__WHAT YOU ARE ASKED TO DO__. Exactly reproduce the entries, dropping any pictures from your copy.

------------

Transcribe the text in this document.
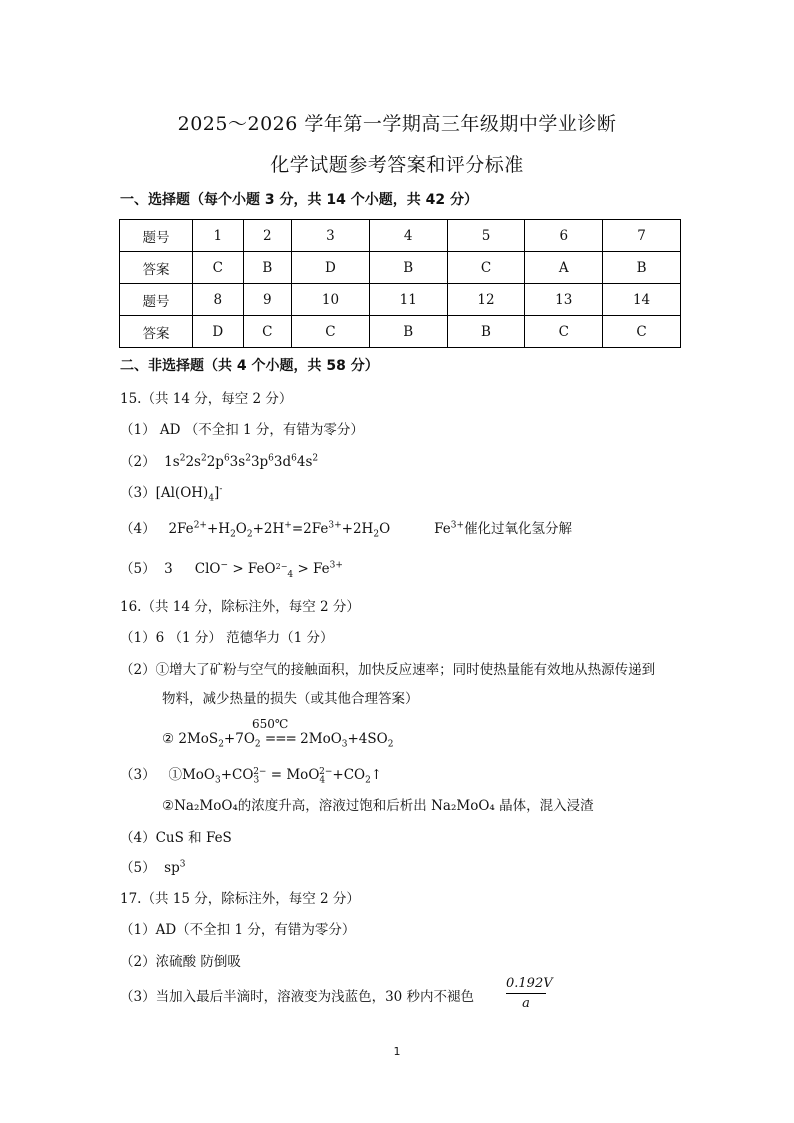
2025～2026 学年第一学期高三年级期中学业诊断
化学试题参考答案和评分标准
一、选择题（每个小题 3 分，共 14 个小题，共 42 分）
题号	1	2	3	4	5	6	7
答案	C	B	D	B	C	A	B
题号	8	9	10	11	12	13	14
答案	D	C	C	B	B	C	C
二、非选择题（共 4 个小题，共 58 分）
15.（共 14 分，每空 2 分）
（1） AD （不全扣 1 分，有错为零分）
（2）  $1s^22s^22p^63s^23p^63d^64s^2$
$(3)[Al(OH)_4]^-$
（4）   $2Fe^{2+}+H_2O_2+2H^+=2Fe^{3+}+2H_2O$	$Fe^{3+}$催化过氧化氢分解
（5）  3 $ClO^- > FeO_{2-4} > Fe^{3+}$
16.（共 14 分，除标注外，每空 2 分）
（1）6 （1 分） 范德华力（1 分）
（2）①增大了矿粉与空气的接触面积，加快反应速率；同时使热量能有效地从热源传递到
物料，减少热量的损失（或其他合理答案）
650℃
② $2MoS_2+7O_2$ === $2MoO_3+4SO_2$
（3）   $①MoO_3+CO_3^{2-}$ = $MoO_4^{2-}+CO_2↑$
②Na₂MoO₄的浓度升高，溶液过饱和后析出 Na₂MoO₄ 晶体，混入浸渣
（4）CuS 和 FeS
（5）  $sp^3$
17.（共 15 分，除标注外，每空 2 分）
（1）AD（不全扣 1 分，有错为零分）
（2）浓硫酸 防倒吸
（3）当加入最后半滴时，溶液变为浅蓝色，30 秒内不褪色 $\frac{0.192V}{a}$
1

------------

__TASK ANSWER__.
Transcribe the text in this document.
2025～2026 学年第一学期高三年级期中学业诊断
化学试题参考答案和评分标准
一、选择题（每个小题 3 分，共 14 个小题，共 42 分）
题号	1	2	3	4	5	6	7
答案	C	B	D	B	C	A	B
题号	8	9	10	11	12	13	14
答案	D	C	C	B	B	C	C
二、非选择题（共 4 个小题，共 58 分）
15.（共 14 分，每空 2 分）
（1） AD （不全扣 1 分，有错为零分）
（2）  $1s^22s^22p^63s^23p^63d^64s^2$
$(3)[Al(OH)_4]^-$
（4）   $2Fe^{2+}+H_2O_2+2H^+=2Fe^{3+}+2H_2O$	$Fe^{3+}$催化过氧化氢分解
（5）  3 $ClO^- > FeO_{2-4} > Fe^{3+}$
16.（共 14 分，除标注外，每空 2 分）
（1）6 （1 分） 范德华力（1 分）
（2）①增大了矿粉与空气的接触面积，加快反应速率；同时使热量能有效地从热源传递到
物料，减少热量的损失（或其他合理答案）
650℃
② $2MoS_2+7O_2$ === $2MoO_3+4SO_2$
（3）   $①MoO_3+CO_3^{2-}$ = $MoO_4^{2-}+CO_2↑$
②Na₂MoO₄的浓度升高，溶液过饱和后析出 Na₂MoO₄ 晶体，混入浸渣
（4）CuS 和 FeS
（5）  $sp^3$
17.（共 15 分，除标注外，每空 2 分）
（1）AD（不全扣 1 分，有错为零分）
（2）浓硫酸 防倒吸
（3）当加入最后半滴时，溶液变为浅蓝色，30 秒内不褪色 $\frac{0.192V}{a}$
1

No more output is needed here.